## begin

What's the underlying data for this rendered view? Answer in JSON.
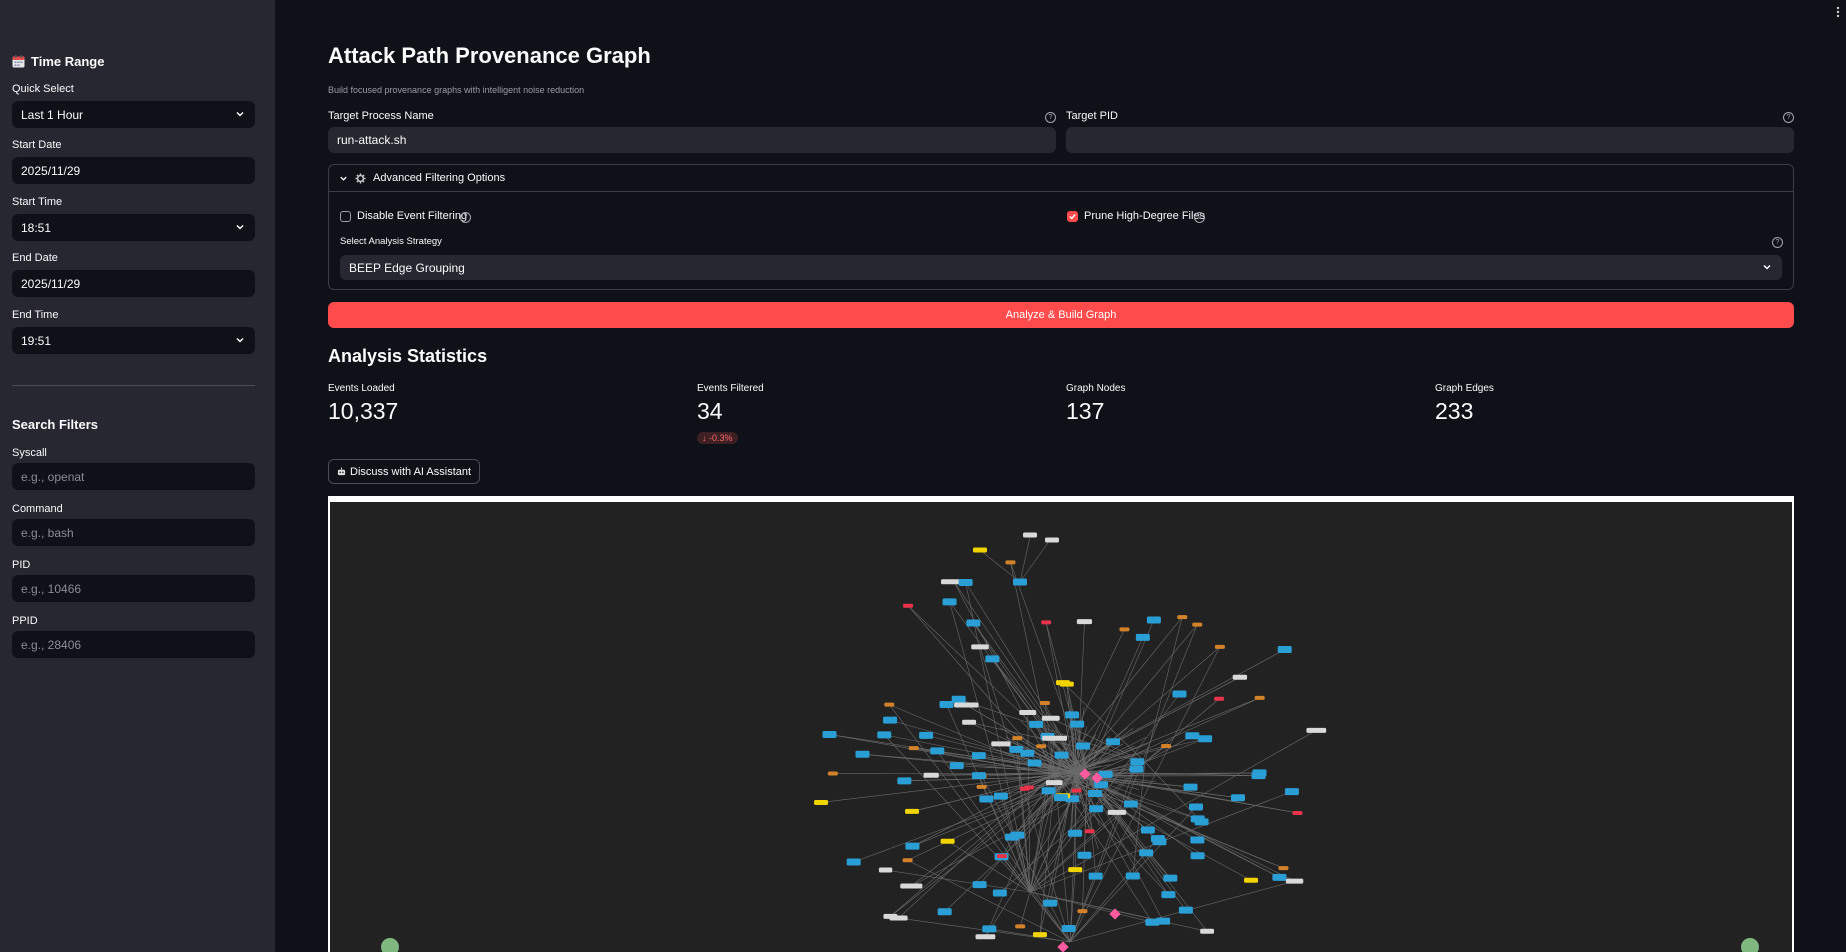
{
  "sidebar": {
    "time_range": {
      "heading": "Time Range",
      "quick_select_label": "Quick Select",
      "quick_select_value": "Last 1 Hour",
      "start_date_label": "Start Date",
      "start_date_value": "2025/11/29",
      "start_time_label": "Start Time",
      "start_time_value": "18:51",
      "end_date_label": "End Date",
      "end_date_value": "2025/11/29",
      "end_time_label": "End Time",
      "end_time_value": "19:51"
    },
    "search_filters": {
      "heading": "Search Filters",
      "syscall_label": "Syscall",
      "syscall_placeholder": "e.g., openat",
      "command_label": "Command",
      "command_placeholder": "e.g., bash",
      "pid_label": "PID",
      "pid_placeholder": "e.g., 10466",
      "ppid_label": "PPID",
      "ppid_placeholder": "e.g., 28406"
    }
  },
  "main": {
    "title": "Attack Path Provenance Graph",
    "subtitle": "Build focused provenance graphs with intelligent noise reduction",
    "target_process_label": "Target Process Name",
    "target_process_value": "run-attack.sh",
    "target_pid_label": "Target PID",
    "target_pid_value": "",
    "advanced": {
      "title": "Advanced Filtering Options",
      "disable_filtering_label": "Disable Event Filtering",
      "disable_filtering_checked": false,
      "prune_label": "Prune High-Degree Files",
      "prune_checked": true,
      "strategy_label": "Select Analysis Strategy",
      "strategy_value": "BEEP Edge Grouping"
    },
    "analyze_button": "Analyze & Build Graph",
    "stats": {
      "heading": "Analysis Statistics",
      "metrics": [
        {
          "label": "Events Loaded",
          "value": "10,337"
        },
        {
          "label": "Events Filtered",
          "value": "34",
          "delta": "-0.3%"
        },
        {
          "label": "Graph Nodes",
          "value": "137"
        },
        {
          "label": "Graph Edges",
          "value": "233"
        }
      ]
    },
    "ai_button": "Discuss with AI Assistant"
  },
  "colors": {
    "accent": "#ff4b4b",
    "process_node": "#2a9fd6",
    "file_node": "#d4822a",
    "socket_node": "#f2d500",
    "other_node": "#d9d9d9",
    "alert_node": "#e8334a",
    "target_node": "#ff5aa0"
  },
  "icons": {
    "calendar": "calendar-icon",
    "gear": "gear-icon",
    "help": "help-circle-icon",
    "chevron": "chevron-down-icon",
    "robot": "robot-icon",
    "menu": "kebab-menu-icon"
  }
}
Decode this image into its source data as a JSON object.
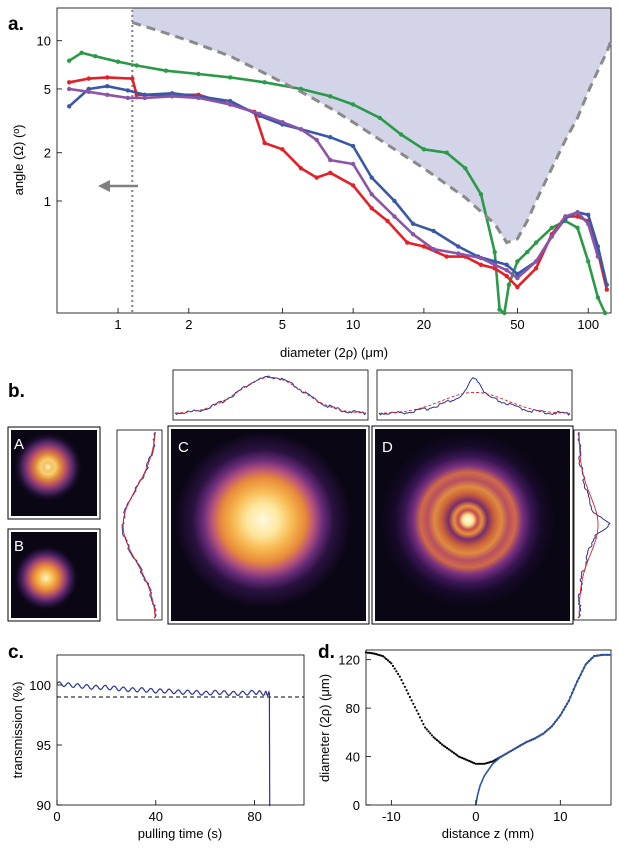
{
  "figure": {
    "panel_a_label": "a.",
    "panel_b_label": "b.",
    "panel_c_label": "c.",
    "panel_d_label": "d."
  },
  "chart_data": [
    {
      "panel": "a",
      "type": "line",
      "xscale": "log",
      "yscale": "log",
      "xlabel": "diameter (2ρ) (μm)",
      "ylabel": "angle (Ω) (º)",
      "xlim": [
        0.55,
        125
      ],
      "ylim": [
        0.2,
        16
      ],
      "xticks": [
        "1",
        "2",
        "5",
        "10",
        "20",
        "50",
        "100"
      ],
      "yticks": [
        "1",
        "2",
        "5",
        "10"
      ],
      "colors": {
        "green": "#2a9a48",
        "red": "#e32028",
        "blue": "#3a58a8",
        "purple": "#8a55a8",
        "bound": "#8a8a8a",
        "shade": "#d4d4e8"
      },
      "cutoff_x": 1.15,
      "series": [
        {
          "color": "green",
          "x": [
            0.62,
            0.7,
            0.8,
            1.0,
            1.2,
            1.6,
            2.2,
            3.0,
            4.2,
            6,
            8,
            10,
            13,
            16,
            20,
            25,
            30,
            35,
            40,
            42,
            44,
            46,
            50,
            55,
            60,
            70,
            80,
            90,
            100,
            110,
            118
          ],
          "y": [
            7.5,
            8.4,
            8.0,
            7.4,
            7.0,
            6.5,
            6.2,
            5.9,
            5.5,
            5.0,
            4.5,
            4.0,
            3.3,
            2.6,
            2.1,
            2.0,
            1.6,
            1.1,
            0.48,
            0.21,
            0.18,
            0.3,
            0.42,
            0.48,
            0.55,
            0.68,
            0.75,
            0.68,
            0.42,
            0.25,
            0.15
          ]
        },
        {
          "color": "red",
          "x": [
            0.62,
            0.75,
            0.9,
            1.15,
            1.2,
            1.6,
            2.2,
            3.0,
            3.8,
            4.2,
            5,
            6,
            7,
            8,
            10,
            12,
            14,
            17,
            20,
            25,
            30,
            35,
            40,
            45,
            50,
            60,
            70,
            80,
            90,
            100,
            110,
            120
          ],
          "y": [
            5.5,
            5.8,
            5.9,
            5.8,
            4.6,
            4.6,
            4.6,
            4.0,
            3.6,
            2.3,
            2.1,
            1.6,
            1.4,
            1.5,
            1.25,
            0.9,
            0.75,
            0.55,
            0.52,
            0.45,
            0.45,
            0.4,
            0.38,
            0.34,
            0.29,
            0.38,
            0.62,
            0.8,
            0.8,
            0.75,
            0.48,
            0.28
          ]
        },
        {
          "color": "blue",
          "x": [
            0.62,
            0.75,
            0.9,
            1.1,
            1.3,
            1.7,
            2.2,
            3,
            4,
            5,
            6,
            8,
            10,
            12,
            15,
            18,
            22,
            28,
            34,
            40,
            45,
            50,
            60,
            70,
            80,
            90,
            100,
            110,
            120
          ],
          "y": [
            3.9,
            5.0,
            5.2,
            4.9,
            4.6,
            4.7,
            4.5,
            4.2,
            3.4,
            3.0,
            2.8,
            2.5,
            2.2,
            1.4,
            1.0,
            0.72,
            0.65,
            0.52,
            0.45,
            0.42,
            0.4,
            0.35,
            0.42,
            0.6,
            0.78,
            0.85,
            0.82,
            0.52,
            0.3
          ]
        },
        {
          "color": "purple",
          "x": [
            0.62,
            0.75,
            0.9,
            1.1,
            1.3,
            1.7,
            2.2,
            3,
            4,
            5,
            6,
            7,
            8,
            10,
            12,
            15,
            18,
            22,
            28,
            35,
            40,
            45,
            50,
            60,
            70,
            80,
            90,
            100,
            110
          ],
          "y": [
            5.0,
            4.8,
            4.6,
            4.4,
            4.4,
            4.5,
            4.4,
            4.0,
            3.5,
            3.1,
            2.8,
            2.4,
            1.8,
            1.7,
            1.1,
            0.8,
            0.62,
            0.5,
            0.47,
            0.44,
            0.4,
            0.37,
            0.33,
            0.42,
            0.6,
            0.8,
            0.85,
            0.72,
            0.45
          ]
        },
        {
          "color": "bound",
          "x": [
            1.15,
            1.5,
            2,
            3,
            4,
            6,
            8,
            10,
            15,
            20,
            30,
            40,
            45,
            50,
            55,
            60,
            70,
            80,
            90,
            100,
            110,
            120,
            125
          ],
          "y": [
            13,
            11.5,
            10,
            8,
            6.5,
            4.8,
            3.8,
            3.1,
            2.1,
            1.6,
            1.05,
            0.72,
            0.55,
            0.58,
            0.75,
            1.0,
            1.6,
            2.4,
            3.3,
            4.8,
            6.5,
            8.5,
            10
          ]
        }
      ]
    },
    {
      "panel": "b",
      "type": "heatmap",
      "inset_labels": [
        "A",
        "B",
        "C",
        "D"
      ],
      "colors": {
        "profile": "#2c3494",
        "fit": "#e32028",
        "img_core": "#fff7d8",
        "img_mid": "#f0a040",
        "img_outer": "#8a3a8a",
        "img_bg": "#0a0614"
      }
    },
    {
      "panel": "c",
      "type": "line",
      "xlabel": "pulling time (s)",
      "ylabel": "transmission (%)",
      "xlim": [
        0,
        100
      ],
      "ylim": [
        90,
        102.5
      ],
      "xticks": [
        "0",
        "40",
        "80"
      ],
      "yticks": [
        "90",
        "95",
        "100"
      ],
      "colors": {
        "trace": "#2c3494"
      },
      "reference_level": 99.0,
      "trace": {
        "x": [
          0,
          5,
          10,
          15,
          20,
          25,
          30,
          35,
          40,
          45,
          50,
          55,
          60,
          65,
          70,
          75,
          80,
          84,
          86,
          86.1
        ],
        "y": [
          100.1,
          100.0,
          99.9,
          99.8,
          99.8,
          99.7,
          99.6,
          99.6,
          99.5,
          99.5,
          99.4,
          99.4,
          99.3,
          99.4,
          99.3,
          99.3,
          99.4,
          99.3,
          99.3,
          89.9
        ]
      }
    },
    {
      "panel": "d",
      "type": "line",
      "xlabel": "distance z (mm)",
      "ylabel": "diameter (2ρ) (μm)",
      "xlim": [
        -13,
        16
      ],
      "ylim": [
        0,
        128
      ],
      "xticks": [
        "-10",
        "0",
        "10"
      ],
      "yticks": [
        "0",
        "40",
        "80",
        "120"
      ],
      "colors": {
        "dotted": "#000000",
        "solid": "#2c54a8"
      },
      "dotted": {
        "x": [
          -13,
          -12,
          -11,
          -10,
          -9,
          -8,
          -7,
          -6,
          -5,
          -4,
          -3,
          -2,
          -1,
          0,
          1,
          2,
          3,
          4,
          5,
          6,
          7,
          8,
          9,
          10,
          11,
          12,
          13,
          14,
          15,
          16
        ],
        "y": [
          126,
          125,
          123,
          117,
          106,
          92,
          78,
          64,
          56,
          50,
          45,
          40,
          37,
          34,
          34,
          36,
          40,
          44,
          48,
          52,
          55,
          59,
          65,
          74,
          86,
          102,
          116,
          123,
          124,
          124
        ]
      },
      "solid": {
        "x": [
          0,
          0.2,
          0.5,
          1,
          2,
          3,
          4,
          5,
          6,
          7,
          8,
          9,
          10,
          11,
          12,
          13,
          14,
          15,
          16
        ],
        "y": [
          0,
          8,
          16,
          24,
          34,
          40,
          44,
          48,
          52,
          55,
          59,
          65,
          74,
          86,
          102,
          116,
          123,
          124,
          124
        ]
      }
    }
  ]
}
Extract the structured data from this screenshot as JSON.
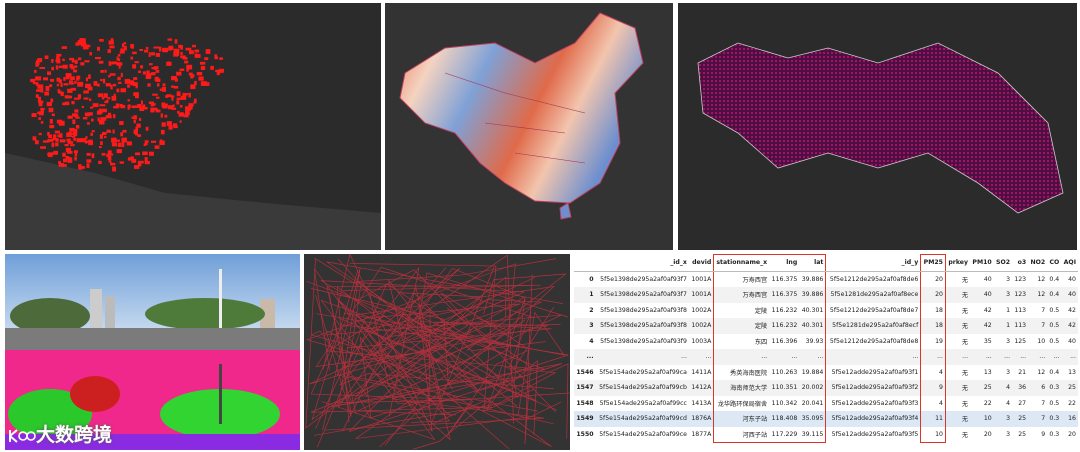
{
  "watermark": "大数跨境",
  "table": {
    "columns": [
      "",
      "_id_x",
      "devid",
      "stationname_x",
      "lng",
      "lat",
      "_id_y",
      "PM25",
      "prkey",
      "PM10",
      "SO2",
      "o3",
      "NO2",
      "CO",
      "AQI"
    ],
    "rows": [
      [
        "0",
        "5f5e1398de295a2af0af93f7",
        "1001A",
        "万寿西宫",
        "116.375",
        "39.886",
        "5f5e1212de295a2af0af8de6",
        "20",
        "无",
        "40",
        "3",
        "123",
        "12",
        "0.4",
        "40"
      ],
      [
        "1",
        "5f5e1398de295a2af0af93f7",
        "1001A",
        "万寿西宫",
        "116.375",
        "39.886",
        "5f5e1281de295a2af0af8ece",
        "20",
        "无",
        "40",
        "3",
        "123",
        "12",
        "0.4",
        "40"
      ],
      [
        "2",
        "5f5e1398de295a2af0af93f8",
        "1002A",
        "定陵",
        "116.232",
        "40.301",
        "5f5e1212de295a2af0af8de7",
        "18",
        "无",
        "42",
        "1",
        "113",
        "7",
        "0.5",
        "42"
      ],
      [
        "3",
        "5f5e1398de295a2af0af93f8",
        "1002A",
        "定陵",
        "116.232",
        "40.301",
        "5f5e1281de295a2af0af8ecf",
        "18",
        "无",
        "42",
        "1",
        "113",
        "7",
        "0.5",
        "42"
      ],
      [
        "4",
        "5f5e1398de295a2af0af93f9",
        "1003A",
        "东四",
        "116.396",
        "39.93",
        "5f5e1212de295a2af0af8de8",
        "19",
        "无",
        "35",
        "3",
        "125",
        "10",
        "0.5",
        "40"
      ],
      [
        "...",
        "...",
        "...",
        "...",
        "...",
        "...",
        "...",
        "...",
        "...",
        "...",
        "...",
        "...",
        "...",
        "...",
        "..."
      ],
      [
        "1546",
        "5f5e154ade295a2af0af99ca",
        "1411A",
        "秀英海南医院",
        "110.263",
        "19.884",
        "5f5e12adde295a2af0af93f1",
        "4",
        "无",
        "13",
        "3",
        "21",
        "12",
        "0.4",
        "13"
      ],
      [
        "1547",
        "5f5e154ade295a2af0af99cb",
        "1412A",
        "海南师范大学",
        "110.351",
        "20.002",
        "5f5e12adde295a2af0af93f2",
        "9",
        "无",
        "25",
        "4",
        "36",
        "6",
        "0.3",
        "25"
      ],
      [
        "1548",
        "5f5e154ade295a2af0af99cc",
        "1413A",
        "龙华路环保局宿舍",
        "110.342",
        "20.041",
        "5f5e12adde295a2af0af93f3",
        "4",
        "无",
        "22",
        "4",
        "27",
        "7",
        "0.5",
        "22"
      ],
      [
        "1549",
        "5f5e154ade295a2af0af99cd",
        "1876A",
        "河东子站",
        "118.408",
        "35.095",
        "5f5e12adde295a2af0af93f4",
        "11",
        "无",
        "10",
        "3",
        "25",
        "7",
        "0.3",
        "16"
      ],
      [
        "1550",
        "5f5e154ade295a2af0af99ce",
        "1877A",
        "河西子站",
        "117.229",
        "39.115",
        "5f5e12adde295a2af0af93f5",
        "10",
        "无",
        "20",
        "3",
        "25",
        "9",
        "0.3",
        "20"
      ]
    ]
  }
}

## end

AIM OF THE EXERCISE
For the string "JSON", count the lines of the entries above that include it; answer with the number only.

ANSWER FOR THE TASK
3